The entries below need to be written out exactly, with no pictures included.

Records from a collection of figures:
# # #
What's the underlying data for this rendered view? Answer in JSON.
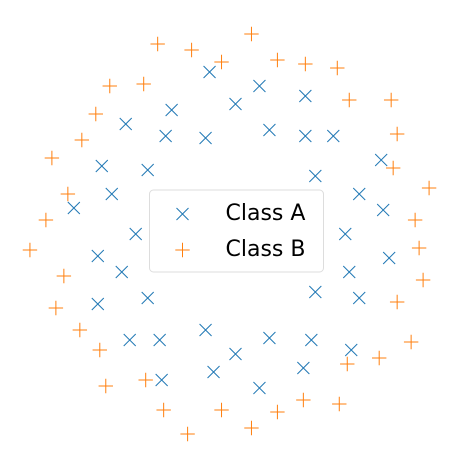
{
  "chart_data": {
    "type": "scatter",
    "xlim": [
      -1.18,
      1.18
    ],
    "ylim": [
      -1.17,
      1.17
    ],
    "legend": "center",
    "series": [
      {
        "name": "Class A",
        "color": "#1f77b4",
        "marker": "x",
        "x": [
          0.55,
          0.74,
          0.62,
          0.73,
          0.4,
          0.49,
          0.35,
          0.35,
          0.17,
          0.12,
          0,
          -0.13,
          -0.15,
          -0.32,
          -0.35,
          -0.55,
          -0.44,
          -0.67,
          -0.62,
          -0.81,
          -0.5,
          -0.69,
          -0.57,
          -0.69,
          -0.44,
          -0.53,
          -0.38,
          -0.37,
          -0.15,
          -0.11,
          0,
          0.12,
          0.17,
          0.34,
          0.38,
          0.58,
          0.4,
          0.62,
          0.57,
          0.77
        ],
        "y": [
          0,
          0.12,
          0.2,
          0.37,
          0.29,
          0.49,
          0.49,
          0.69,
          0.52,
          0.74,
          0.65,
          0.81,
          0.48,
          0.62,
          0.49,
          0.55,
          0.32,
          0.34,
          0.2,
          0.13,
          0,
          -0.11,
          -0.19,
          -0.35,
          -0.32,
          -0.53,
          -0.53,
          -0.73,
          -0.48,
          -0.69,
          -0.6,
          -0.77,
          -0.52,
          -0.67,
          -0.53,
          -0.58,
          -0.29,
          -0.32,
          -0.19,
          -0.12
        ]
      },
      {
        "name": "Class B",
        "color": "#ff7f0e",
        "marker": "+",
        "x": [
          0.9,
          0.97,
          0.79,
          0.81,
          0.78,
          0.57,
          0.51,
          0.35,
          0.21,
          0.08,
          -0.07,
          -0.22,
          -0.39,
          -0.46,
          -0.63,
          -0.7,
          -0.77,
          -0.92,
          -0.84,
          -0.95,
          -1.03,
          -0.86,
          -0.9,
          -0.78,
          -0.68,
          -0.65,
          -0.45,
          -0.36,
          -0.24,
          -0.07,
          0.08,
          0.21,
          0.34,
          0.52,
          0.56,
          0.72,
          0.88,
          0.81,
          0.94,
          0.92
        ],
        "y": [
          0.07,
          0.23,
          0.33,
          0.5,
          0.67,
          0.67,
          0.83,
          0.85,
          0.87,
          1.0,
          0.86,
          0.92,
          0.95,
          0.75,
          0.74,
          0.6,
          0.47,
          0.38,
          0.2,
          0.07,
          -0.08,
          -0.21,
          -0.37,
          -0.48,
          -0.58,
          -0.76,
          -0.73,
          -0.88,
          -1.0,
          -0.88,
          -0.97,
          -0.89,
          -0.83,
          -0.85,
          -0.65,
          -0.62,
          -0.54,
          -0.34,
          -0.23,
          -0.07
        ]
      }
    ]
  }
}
# # #
REPLY TO THE EXERCISE
What's the underlying data for this rendered view? Answer in JSON.
{
  "chart_data": {
    "type": "scatter",
    "xlim": [
      -1.18,
      1.18
    ],
    "ylim": [
      -1.17,
      1.17
    ],
    "legend": "center",
    "series": [
      {
        "name": "Class A",
        "color": "#1f77b4",
        "marker": "x",
        "x": [
          0.55,
          0.74,
          0.62,
          0.73,
          0.4,
          0.49,
          0.35,
          0.35,
          0.17,
          0.12,
          0,
          -0.13,
          -0.15,
          -0.32,
          -0.35,
          -0.55,
          -0.44,
          -0.67,
          -0.62,
          -0.81,
          -0.5,
          -0.69,
          -0.57,
          -0.69,
          -0.44,
          -0.53,
          -0.38,
          -0.37,
          -0.15,
          -0.11,
          0,
          0.12,
          0.17,
          0.34,
          0.38,
          0.58,
          0.4,
          0.62,
          0.57,
          0.77
        ],
        "y": [
          0,
          0.12,
          0.2,
          0.37,
          0.29,
          0.49,
          0.49,
          0.69,
          0.52,
          0.74,
          0.65,
          0.81,
          0.48,
          0.62,
          0.49,
          0.55,
          0.32,
          0.34,
          0.2,
          0.13,
          0,
          -0.11,
          -0.19,
          -0.35,
          -0.32,
          -0.53,
          -0.53,
          -0.73,
          -0.48,
          -0.69,
          -0.6,
          -0.77,
          -0.52,
          -0.67,
          -0.53,
          -0.58,
          -0.29,
          -0.32,
          -0.19,
          -0.12
        ]
      },
      {
        "name": "Class B",
        "color": "#ff7f0e",
        "marker": "+",
        "x": [
          0.9,
          0.97,
          0.79,
          0.81,
          0.78,
          0.57,
          0.51,
          0.35,
          0.21,
          0.08,
          -0.07,
          -0.22,
          -0.39,
          -0.46,
          -0.63,
          -0.7,
          -0.77,
          -0.92,
          -0.84,
          -0.95,
          -1.03,
          -0.86,
          -0.9,
          -0.78,
          -0.68,
          -0.65,
          -0.45,
          -0.36,
          -0.24,
          -0.07,
          0.08,
          0.21,
          0.34,
          0.52,
          0.56,
          0.72,
          0.88,
          0.81,
          0.94,
          0.92
        ],
        "y": [
          0.07,
          0.23,
          0.33,
          0.5,
          0.67,
          0.67,
          0.83,
          0.85,
          0.87,
          1.0,
          0.86,
          0.92,
          0.95,
          0.75,
          0.74,
          0.6,
          0.47,
          0.38,
          0.2,
          0.07,
          -0.08,
          -0.21,
          -0.37,
          -0.48,
          -0.58,
          -0.76,
          -0.73,
          -0.88,
          -1.0,
          -0.88,
          -0.97,
          -0.89,
          -0.83,
          -0.85,
          -0.65,
          -0.62,
          -0.54,
          -0.34,
          -0.23,
          -0.07
        ]
      }
    ]
  }
}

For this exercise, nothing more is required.